GOAL OF THE EXERCISE: Return every line of the entries below with no changes at all.

Dataset excerpt:
###

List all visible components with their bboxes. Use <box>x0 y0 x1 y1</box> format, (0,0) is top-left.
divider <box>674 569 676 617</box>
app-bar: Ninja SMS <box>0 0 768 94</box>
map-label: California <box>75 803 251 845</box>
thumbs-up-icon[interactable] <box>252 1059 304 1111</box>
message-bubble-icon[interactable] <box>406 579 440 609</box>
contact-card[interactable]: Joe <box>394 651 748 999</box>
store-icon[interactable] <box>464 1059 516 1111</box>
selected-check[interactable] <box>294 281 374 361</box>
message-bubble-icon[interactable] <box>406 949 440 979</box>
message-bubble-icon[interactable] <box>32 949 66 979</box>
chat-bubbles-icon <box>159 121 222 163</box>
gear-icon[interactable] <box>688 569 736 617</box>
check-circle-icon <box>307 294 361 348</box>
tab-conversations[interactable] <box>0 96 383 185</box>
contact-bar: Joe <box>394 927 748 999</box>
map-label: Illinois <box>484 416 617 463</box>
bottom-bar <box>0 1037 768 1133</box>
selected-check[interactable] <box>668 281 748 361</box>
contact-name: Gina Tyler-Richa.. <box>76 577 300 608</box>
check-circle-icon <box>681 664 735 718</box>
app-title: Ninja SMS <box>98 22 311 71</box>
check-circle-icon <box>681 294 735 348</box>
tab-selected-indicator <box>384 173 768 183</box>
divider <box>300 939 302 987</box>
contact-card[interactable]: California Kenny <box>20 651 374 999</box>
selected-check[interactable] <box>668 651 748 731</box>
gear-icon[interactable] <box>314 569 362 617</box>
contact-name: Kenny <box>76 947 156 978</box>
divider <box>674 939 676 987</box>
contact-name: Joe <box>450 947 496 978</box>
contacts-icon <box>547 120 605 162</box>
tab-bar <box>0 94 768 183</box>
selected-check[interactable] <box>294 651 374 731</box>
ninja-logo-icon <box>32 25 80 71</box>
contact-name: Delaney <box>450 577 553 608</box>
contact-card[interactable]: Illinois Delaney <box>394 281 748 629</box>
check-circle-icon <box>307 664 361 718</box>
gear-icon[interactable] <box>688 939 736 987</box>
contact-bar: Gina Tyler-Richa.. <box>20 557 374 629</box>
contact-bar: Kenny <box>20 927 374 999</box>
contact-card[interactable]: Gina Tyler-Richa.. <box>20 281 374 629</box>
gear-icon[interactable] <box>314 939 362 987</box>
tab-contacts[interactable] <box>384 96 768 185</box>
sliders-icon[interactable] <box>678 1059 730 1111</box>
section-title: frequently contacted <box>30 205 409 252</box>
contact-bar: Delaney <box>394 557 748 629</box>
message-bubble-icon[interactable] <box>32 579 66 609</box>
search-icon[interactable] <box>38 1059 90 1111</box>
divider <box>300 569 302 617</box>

###

EXERCISE RESULT:
List all visible components with their bboxes. Use <box>x0 y0 x1 y1</box> format, (0,0) is top-left.
divider <box>674 569 676 617</box>
app-bar: Ninja SMS <box>0 0 768 94</box>
map-label: California <box>75 803 251 845</box>
thumbs-up-icon[interactable] <box>252 1059 304 1111</box>
message-bubble-icon[interactable] <box>406 579 440 609</box>
contact-card[interactable]: Joe <box>394 651 748 999</box>
store-icon[interactable] <box>464 1059 516 1111</box>
selected-check[interactable] <box>294 281 374 361</box>
message-bubble-icon[interactable] <box>406 949 440 979</box>
message-bubble-icon[interactable] <box>32 949 66 979</box>
chat-bubbles-icon <box>159 121 222 163</box>
gear-icon[interactable] <box>688 569 736 617</box>
check-circle-icon <box>307 294 361 348</box>
tab-conversations[interactable] <box>0 96 383 185</box>
contact-bar: Joe <box>394 927 748 999</box>
map-label: Illinois <box>484 416 617 463</box>
bottom-bar <box>0 1037 768 1133</box>
selected-check[interactable] <box>668 281 748 361</box>
contact-name: Gina Tyler-Richa.. <box>76 577 300 608</box>
check-circle-icon <box>681 664 735 718</box>
app-title: Ninja SMS <box>98 22 311 71</box>
check-circle-icon <box>681 294 735 348</box>
tab-selected-indicator <box>384 173 768 183</box>
divider <box>300 939 302 987</box>
contact-card[interactable]: California Kenny <box>20 651 374 999</box>
selected-check[interactable] <box>668 651 748 731</box>
gear-icon[interactable] <box>314 569 362 617</box>
contact-name: Kenny <box>76 947 156 978</box>
divider <box>674 939 676 987</box>
contact-name: Joe <box>450 947 496 978</box>
contacts-icon <box>547 120 605 162</box>
tab-bar <box>0 94 768 183</box>
selected-check[interactable] <box>294 651 374 731</box>
ninja-logo-icon <box>32 25 80 71</box>
contact-name: Delaney <box>450 577 553 608</box>
contact-card[interactable]: Illinois Delaney <box>394 281 748 629</box>
check-circle-icon <box>307 664 361 718</box>
gear-icon[interactable] <box>688 939 736 987</box>
contact-bar: Gina Tyler-Richa.. <box>20 557 374 629</box>
contact-bar: Kenny <box>20 927 374 999</box>
contact-card[interactable]: Gina Tyler-Richa.. <box>20 281 374 629</box>
gear-icon[interactable] <box>314 939 362 987</box>
tab-contacts[interactable] <box>384 96 768 185</box>
sliders-icon[interactable] <box>678 1059 730 1111</box>
section-title: frequently contacted <box>30 205 409 252</box>
contact-bar: Delaney <box>394 557 748 629</box>
message-bubble-icon[interactable] <box>32 579 66 609</box>
search-icon[interactable] <box>38 1059 90 1111</box>
divider <box>300 569 302 617</box>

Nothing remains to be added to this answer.